> THE PROBLEM:
Exactly as they appear, output all of the entries.

> EXERCISE MATERIAL:
▼

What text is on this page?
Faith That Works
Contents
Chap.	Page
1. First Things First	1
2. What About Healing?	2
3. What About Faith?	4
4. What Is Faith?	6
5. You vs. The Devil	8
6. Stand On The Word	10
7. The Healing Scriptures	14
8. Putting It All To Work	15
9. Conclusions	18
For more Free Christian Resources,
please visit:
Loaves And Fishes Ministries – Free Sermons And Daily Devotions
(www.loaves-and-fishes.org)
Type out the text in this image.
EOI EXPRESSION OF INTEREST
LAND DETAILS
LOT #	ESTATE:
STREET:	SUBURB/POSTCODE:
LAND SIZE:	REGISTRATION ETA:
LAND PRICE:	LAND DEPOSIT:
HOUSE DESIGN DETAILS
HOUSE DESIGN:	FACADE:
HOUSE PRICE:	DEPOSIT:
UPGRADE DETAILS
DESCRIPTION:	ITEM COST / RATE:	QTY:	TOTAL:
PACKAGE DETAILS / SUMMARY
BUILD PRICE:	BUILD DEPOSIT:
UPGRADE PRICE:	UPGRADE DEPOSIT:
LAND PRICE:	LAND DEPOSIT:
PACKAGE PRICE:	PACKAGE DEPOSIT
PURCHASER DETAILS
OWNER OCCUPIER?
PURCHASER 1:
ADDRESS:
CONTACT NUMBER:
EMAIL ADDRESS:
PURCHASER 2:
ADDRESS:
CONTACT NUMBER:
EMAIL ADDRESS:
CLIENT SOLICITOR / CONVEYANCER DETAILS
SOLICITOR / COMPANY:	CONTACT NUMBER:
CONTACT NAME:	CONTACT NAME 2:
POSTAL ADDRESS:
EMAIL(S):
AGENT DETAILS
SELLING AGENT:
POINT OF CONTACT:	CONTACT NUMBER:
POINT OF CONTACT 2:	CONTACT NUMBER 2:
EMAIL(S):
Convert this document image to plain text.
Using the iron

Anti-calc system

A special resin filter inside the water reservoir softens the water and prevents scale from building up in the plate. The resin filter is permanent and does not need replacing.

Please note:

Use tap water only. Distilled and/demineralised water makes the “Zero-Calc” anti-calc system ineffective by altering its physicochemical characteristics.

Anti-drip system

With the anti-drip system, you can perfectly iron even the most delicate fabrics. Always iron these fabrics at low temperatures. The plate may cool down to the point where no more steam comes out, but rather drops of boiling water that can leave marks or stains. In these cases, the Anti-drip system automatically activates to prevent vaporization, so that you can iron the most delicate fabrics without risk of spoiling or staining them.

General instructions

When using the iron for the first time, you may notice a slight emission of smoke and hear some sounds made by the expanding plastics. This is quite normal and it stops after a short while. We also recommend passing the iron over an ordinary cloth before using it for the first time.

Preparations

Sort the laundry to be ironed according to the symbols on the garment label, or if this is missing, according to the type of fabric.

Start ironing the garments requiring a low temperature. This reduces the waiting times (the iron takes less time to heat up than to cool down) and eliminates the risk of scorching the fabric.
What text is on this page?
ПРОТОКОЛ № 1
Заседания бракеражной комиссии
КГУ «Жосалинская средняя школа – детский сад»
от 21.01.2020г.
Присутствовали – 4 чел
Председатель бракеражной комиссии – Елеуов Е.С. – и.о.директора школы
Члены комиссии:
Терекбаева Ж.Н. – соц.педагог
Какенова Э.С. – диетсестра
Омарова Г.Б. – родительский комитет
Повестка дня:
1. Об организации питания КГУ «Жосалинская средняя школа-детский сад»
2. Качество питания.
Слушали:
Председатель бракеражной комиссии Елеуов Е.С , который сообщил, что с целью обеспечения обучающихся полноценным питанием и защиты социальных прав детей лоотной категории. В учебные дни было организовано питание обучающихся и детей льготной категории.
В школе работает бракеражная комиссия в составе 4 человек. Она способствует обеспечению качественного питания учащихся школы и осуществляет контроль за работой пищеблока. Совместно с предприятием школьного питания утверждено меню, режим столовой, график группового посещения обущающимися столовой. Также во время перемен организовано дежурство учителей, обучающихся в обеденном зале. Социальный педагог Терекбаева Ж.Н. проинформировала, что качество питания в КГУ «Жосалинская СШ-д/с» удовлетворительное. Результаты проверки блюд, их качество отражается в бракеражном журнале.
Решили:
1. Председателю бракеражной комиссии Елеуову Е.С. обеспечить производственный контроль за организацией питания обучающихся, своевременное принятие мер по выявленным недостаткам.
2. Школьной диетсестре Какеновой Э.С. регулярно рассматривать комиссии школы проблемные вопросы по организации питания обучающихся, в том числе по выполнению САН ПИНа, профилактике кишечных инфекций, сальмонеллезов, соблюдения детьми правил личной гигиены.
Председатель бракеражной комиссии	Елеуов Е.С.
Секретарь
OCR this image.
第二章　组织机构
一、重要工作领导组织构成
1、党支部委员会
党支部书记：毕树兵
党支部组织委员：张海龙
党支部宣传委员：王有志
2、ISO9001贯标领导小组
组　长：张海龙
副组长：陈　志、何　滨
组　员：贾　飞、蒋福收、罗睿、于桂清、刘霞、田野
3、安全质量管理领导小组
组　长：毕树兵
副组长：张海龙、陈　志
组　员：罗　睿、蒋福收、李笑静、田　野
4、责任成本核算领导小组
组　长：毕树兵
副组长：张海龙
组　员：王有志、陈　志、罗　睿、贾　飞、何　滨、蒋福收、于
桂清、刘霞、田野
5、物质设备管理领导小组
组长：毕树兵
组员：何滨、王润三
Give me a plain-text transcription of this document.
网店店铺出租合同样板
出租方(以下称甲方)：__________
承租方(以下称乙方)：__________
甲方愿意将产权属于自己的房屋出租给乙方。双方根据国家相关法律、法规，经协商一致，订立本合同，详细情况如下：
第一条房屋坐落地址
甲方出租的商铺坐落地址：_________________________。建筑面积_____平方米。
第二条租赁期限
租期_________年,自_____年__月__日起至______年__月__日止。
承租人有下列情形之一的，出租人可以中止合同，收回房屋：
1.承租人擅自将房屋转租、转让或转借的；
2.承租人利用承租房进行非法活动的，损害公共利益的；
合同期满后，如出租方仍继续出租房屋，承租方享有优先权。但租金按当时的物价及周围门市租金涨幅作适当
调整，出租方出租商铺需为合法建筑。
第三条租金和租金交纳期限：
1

▲

> FULL SOLUTION:
What text is on this page?
Faith That Works
Contents
Chap.	Page
1. First Things First	1
2. What About Healing?	2
3. What About Faith?	4
4. What Is Faith?	6
5. You vs. The Devil	8
6. Stand On The Word	10
7. The Healing Scriptures	14
8. Putting It All To Work	15
9. Conclusions	18
For more Free Christian Resources,
please visit:
Loaves And Fishes Ministries – Free Sermons And Daily Devotions
(www.loaves-and-fishes.org)
Type out the text in this image.
EOI EXPRESSION OF INTEREST
LAND DETAILS
LOT #	ESTATE:
STREET:	SUBURB/POSTCODE:
LAND SIZE:	REGISTRATION ETA:
LAND PRICE:	LAND DEPOSIT:
HOUSE DESIGN DETAILS
HOUSE DESIGN:	FACADE:
HOUSE PRICE:	DEPOSIT:
UPGRADE DETAILS
DESCRIPTION:	ITEM COST / RATE:	QTY:	TOTAL:
PACKAGE DETAILS / SUMMARY
BUILD PRICE:	BUILD DEPOSIT:
UPGRADE PRICE:	UPGRADE DEPOSIT:
LAND PRICE:	LAND DEPOSIT:
PACKAGE PRICE:	PACKAGE DEPOSIT
PURCHASER DETAILS
OWNER OCCUPIER?
PURCHASER 1:
ADDRESS:
CONTACT NUMBER:
EMAIL ADDRESS:
PURCHASER 2:
ADDRESS:
CONTACT NUMBER:
EMAIL ADDRESS:
CLIENT SOLICITOR / CONVEYANCER DETAILS
SOLICITOR / COMPANY:	CONTACT NUMBER:
CONTACT NAME:	CONTACT NAME 2:
POSTAL ADDRESS:
EMAIL(S):
AGENT DETAILS
SELLING AGENT:
POINT OF CONTACT:	CONTACT NUMBER:
POINT OF CONTACT 2:	CONTACT NUMBER 2:
EMAIL(S):
Convert this document image to plain text.
Using the iron

Anti-calc system

A special resin filter inside the water reservoir softens the water and prevents scale from building up in the plate. The resin filter is permanent and does not need replacing.

Please note:

Use tap water only. Distilled and/demineralised water makes the “Zero-Calc” anti-calc system ineffective by altering its physicochemical characteristics.

Anti-drip system

With the anti-drip system, you can perfectly iron even the most delicate fabrics. Always iron these fabrics at low temperatures. The plate may cool down to the point where no more steam comes out, but rather drops of boiling water that can leave marks or stains. In these cases, the Anti-drip system automatically activates to prevent vaporization, so that you can iron the most delicate fabrics without risk of spoiling or staining them.

General instructions

When using the iron for the first time, you may notice a slight emission of smoke and hear some sounds made by the expanding plastics. This is quite normal and it stops after a short while. We also recommend passing the iron over an ordinary cloth before using it for the first time.

Preparations

Sort the laundry to be ironed according to the symbols on the garment label, or if this is missing, according to the type of fabric.

Start ironing the garments requiring a low temperature. This reduces the waiting times (the iron takes less time to heat up than to cool down) and eliminates the risk of scorching the fabric.
What text is on this page?
ПРОТОКОЛ № 1
Заседания бракеражной комиссии
КГУ «Жосалинская средняя школа – детский сад»
от 21.01.2020г.
Присутствовали – 4 чел
Председатель бракеражной комиссии – Елеуов Е.С. – и.о.директора школы
Члены комиссии:
Терекбаева Ж.Н. – соц.педагог
Какенова Э.С. – диетсестра
Омарова Г.Б. – родительский комитет
Повестка дня:
1. Об организации питания КГУ «Жосалинская средняя школа-детский сад»
2. Качество питания.
Слушали:
Председатель бракеражной комиссии Елеуов Е.С , который сообщил, что с целью обеспечения обучающихся полноценным питанием и защиты социальных прав детей лоотной категории. В учебные дни было организовано питание обучающихся и детей льготной категории.
В школе работает бракеражная комиссия в составе 4 человек. Она способствует обеспечению качественного питания учащихся школы и осуществляет контроль за работой пищеблока. Совместно с предприятием школьного питания утверждено меню, режим столовой, график группового посещения обущающимися столовой. Также во время перемен организовано дежурство учителей, обучающихся в обеденном зале. Социальный педагог Терекбаева Ж.Н. проинформировала, что качество питания в КГУ «Жосалинская СШ-д/с» удовлетворительное. Результаты проверки блюд, их качество отражается в бракеражном журнале.
Решили:
1. Председателю бракеражной комиссии Елеуову Е.С. обеспечить производственный контроль за организацией питания обучающихся, своевременное принятие мер по выявленным недостаткам.
2. Школьной диетсестре Какеновой Э.С. регулярно рассматривать комиссии школы проблемные вопросы по организации питания обучающихся, в том числе по выполнению САН ПИНа, профилактике кишечных инфекций, сальмонеллезов, соблюдения детьми правил личной гигиены.
Председатель бракеражной комиссии	Елеуов Е.С.
Секретарь
OCR this image.
第二章　组织机构
一、重要工作领导组织构成
1、党支部委员会
党支部书记：毕树兵
党支部组织委员：张海龙
党支部宣传委员：王有志
2、ISO9001贯标领导小组
组　长：张海龙
副组长：陈　志、何　滨
组　员：贾　飞、蒋福收、罗睿、于桂清、刘霞、田野
3、安全质量管理领导小组
组　长：毕树兵
副组长：张海龙、陈　志
组　员：罗　睿、蒋福收、李笑静、田　野
4、责任成本核算领导小组
组　长：毕树兵
副组长：张海龙
组　员：王有志、陈　志、罗　睿、贾　飞、何　滨、蒋福收、于
桂清、刘霞、田野
5、物质设备管理领导小组
组长：毕树兵
组员：何滨、王润三
Give me a plain-text transcription of this document.
网店店铺出租合同样板
出租方(以下称甲方)：__________
承租方(以下称乙方)：__________
甲方愿意将产权属于自己的房屋出租给乙方。双方根据国家相关法律、法规，经协商一致，订立本合同，详细情况如下：
第一条房屋坐落地址
甲方出租的商铺坐落地址：_________________________。建筑面积_____平方米。
第二条租赁期限
租期_________年,自_____年__月__日起至______年__月__日止。
承租人有下列情形之一的，出租人可以中止合同，收回房屋：
1.承租人擅自将房屋转租、转让或转借的；
2.承租人利用承租房进行非法活动的，损害公共利益的；
合同期满后，如出租方仍继续出租房屋，承租方享有优先权。但租金按当时的物价及周围门市租金涨幅作适当
调整，出租方出租商铺需为合法建筑。
第三条租金和租金交纳期限：
1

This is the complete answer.